WRITTEN PROBLEM >>
From the listing below, extract each line containing the string "screenshot".

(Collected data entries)
-------

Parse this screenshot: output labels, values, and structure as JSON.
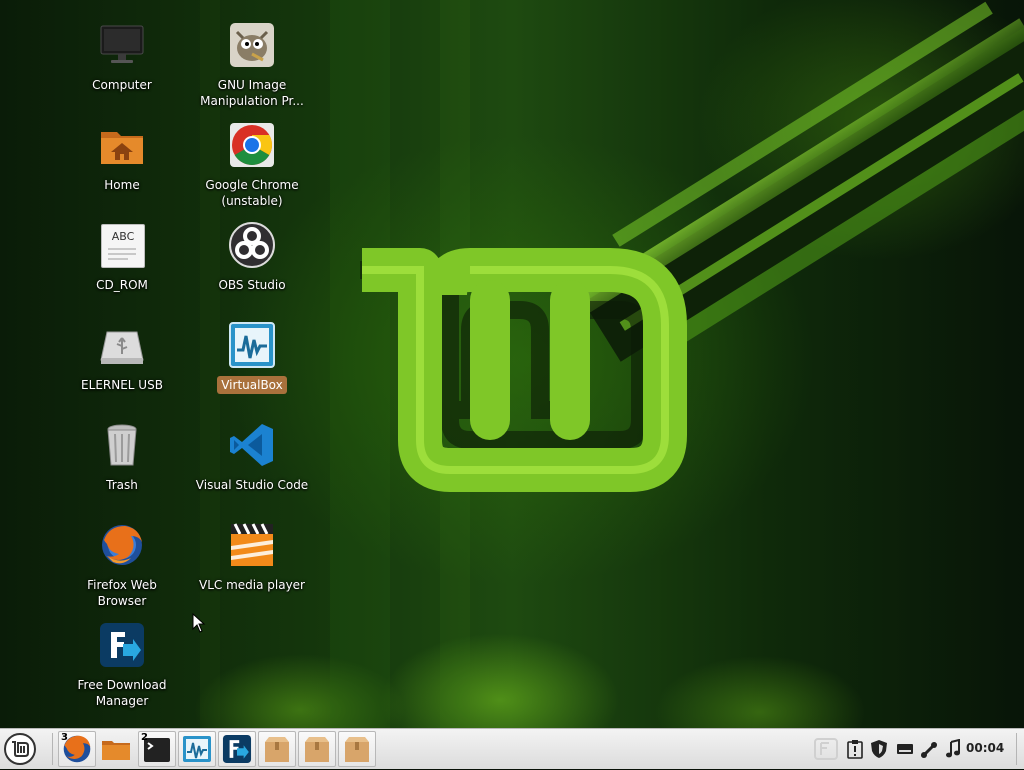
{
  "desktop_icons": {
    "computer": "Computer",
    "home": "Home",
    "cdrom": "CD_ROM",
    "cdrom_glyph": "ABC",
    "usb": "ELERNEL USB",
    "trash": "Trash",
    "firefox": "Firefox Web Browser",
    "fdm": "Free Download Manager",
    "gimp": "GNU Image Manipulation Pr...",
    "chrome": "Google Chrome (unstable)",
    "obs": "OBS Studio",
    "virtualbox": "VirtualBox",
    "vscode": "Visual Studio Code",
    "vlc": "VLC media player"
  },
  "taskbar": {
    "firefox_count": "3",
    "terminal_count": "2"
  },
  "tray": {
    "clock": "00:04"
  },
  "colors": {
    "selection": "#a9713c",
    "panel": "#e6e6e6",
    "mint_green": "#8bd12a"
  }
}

-------

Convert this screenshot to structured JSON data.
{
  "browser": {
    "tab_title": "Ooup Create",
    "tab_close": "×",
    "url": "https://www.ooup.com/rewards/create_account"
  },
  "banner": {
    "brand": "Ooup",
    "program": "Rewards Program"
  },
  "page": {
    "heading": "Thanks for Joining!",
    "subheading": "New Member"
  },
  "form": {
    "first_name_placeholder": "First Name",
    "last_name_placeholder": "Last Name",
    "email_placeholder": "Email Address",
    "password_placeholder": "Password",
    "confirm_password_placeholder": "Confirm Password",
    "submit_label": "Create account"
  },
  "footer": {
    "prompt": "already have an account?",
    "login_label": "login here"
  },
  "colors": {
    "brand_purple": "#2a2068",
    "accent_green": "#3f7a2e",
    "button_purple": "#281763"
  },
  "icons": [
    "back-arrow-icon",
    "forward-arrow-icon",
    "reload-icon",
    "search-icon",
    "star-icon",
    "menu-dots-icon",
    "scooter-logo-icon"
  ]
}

-------

RESPONSE >>
Parse this screenshot: output labels, values, and structure as JSON.
Convert this screenshot to structured JSON data.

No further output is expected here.